→ **PROBLEM**
Repeat exactly the lines from the line containing "Transcribe the text in this document." to the last line of the listing, including both.

Dataset entries
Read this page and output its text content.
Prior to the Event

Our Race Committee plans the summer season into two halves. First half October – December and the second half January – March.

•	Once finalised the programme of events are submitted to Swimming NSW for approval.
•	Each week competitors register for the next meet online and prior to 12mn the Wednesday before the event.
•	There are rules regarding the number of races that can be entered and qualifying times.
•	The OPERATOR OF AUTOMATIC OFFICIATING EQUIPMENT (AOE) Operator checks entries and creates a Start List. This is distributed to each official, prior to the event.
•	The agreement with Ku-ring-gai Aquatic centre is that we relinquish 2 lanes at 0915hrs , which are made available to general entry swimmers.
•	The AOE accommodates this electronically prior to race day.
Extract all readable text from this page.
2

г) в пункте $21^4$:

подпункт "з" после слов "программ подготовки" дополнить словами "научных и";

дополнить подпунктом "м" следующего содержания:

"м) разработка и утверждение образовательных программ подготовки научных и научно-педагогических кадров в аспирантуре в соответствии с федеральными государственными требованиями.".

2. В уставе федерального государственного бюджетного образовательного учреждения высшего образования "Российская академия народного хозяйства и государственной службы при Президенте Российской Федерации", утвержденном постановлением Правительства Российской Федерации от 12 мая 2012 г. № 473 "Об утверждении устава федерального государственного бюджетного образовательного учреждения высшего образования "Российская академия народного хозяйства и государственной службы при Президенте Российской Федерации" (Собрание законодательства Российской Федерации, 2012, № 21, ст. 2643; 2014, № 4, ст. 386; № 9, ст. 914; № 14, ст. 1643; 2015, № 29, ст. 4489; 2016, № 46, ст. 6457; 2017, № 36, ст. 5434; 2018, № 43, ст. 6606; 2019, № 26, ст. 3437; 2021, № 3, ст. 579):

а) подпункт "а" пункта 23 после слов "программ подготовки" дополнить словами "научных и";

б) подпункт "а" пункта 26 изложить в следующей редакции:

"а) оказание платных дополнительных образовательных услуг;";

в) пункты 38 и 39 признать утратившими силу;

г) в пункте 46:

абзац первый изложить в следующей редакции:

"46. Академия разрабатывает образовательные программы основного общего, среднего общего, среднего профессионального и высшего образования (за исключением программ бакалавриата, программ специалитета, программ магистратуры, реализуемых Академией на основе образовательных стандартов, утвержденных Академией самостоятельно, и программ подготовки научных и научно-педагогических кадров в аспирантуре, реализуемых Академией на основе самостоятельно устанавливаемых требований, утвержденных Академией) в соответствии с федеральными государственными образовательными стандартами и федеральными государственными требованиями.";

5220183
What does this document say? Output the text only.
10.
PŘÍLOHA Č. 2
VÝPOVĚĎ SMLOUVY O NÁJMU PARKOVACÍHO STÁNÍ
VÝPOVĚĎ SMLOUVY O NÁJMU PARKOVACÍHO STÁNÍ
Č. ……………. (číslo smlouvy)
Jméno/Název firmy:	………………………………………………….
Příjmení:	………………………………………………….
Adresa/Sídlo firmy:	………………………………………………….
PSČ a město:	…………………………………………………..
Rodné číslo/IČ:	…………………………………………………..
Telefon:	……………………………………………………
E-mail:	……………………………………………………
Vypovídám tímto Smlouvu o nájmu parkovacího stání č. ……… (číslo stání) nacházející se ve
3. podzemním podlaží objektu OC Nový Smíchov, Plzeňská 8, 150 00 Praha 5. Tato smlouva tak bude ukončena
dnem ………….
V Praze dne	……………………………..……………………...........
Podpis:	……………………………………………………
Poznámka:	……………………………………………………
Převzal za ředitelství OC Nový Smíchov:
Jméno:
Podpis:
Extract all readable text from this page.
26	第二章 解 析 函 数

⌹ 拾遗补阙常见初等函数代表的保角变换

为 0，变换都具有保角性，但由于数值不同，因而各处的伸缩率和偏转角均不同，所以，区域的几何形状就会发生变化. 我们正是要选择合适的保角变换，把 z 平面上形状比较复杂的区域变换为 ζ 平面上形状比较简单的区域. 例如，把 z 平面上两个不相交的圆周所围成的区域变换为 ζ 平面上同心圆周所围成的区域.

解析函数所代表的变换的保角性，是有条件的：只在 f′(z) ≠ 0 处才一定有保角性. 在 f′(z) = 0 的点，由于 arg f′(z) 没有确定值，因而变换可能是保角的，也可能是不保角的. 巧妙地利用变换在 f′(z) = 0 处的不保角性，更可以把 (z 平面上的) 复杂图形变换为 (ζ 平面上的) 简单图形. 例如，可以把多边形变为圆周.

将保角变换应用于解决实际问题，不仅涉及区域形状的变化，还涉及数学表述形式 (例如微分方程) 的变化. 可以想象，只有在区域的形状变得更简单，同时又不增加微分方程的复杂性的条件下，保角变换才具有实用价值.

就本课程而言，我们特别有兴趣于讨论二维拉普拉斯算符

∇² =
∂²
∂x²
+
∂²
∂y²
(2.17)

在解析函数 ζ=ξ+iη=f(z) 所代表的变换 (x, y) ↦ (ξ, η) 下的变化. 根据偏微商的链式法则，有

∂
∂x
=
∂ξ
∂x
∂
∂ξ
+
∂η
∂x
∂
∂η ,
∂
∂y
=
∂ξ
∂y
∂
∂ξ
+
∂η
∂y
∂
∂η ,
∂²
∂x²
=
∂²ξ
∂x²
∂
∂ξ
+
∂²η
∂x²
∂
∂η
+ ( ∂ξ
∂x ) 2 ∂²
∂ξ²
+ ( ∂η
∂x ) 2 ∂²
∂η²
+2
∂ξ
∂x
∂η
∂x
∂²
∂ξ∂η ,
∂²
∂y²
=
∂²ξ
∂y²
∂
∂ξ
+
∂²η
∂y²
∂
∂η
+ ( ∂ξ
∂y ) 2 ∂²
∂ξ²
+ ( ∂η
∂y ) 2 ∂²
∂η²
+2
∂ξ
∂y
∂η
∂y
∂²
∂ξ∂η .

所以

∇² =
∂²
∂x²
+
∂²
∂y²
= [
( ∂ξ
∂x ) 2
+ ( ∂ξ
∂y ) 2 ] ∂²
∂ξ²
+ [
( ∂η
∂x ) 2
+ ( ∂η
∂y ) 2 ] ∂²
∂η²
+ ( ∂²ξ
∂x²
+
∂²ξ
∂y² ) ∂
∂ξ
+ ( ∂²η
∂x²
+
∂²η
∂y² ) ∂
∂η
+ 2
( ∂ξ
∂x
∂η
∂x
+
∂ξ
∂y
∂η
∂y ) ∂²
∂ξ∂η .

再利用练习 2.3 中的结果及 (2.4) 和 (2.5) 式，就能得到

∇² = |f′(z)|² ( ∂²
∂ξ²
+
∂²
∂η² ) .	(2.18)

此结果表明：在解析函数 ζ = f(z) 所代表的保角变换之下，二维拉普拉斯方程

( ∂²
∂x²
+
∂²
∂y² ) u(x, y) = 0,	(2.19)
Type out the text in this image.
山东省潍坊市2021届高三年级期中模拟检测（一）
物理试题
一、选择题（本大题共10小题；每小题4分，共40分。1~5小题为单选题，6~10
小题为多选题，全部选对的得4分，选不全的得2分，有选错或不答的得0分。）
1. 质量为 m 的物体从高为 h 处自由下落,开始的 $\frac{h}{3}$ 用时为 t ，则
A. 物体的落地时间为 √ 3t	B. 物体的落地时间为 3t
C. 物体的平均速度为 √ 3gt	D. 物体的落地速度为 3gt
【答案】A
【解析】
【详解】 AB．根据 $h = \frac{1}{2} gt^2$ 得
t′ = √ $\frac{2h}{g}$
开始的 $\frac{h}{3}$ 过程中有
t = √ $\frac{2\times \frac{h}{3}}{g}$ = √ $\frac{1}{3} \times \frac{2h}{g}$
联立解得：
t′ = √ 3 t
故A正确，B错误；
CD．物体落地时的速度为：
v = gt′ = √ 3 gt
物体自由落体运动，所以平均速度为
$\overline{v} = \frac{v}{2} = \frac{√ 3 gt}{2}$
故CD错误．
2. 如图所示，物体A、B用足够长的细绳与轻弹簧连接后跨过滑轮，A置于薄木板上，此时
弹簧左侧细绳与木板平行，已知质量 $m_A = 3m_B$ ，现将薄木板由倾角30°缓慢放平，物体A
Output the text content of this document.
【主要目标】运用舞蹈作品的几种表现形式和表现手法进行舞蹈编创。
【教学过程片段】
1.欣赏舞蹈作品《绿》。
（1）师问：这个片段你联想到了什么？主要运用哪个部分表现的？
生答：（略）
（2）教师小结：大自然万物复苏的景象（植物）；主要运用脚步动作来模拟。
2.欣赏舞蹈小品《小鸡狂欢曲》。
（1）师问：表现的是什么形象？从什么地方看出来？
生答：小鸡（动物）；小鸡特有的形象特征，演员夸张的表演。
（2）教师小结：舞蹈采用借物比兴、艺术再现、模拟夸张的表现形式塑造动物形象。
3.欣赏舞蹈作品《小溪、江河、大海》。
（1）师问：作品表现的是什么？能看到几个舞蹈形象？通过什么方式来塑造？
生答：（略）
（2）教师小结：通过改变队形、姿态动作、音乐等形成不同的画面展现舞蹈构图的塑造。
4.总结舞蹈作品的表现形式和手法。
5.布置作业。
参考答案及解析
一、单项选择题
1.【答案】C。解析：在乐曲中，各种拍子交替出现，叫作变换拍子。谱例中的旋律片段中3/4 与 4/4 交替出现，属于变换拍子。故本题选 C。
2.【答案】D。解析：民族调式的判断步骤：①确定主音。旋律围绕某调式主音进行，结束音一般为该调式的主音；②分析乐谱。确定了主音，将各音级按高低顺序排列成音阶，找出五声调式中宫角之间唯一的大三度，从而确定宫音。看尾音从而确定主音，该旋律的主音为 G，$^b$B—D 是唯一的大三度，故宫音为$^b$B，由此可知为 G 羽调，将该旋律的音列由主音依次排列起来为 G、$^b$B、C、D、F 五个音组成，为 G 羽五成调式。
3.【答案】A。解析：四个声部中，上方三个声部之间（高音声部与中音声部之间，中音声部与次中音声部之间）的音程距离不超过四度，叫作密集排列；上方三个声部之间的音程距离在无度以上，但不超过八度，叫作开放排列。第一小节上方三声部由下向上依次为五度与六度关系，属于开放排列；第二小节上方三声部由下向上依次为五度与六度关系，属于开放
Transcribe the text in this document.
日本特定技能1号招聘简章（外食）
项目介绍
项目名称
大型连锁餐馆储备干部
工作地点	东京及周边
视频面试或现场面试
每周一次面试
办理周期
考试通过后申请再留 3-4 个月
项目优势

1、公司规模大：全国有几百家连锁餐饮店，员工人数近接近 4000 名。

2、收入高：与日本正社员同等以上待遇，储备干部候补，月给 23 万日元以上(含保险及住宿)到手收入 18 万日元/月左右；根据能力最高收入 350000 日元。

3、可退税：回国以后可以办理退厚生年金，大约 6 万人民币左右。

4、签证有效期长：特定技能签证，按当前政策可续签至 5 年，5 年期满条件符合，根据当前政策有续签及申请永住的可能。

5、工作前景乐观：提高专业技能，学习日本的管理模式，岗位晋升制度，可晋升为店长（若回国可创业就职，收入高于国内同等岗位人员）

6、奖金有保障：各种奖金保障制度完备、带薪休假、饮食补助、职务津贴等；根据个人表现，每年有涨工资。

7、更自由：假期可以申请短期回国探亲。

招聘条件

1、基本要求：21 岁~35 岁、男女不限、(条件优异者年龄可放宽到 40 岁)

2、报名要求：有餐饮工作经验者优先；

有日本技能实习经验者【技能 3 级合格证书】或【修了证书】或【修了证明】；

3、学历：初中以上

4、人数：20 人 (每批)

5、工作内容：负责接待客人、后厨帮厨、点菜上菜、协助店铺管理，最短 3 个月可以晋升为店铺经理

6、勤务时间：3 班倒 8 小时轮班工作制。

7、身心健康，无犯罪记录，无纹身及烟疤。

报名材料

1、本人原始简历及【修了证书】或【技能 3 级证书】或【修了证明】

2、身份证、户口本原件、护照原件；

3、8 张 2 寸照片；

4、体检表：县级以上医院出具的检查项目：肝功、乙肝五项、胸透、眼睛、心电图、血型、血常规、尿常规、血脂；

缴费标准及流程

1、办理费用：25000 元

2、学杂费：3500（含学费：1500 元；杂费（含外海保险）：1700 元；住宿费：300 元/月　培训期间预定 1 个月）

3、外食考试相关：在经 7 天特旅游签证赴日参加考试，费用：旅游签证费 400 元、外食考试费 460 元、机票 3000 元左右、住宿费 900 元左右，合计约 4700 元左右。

→ **WRITTEN SOLUTION**
Transcribe the text in this document.
日本特定技能1号招聘简章（外食）
项目介绍
项目名称
大型连锁餐馆储备干部
工作地点	东京及周边
视频面试或现场面试
每周一次面试
办理周期
考试通过后申请再留 3-4 个月
项目优势

1、公司规模大：全国有几百家连锁餐饮店，员工人数近接近 4000 名。

2、收入高：与日本正社员同等以上待遇，储备干部候补，月给 23 万日元以上(含保险及住宿)到手收入 18 万日元/月左右；根据能力最高收入 350000 日元。

3、可退税：回国以后可以办理退厚生年金，大约 6 万人民币左右。

4、签证有效期长：特定技能签证，按当前政策可续签至 5 年，5 年期满条件符合，根据当前政策有续签及申请永住的可能。

5、工作前景乐观：提高专业技能，学习日本的管理模式，岗位晋升制度，可晋升为店长（若回国可创业就职，收入高于国内同等岗位人员）

6、奖金有保障：各种奖金保障制度完备、带薪休假、饮食补助、职务津贴等；根据个人表现，每年有涨工资。

7、更自由：假期可以申请短期回国探亲。

招聘条件

1、基本要求：21 岁~35 岁、男女不限、(条件优异者年龄可放宽到 40 岁)

2、报名要求：有餐饮工作经验者优先；

有日本技能实习经验者【技能 3 级合格证书】或【修了证书】或【修了证明】；

3、学历：初中以上

4、人数：20 人 (每批)

5、工作内容：负责接待客人、后厨帮厨、点菜上菜、协助店铺管理，最短 3 个月可以晋升为店铺经理

6、勤务时间：3 班倒 8 小时轮班工作制。

7、身心健康，无犯罪记录，无纹身及烟疤。

报名材料

1、本人原始简历及【修了证书】或【技能 3 级证书】或【修了证明】

2、身份证、户口本原件、护照原件；

3、8 张 2 寸照片；

4、体检表：县级以上医院出具的检查项目：肝功、乙肝五项、胸透、眼睛、心电图、血型、血常规、尿常规、血脂；

缴费标准及流程

1、办理费用：25000 元

2、学杂费：3500（含学费：1500 元；杂费（含外海保险）：1700 元；住宿费：300 元/月　培训期间预定 1 个月）

3、外食考试相关：在经 7 天特旅游签证赴日参加考试，费用：旅游签证费 400 元、外食考试费 460 元、机票 3000 元左右、住宿费 900 元左右，合计约 4700 元左右。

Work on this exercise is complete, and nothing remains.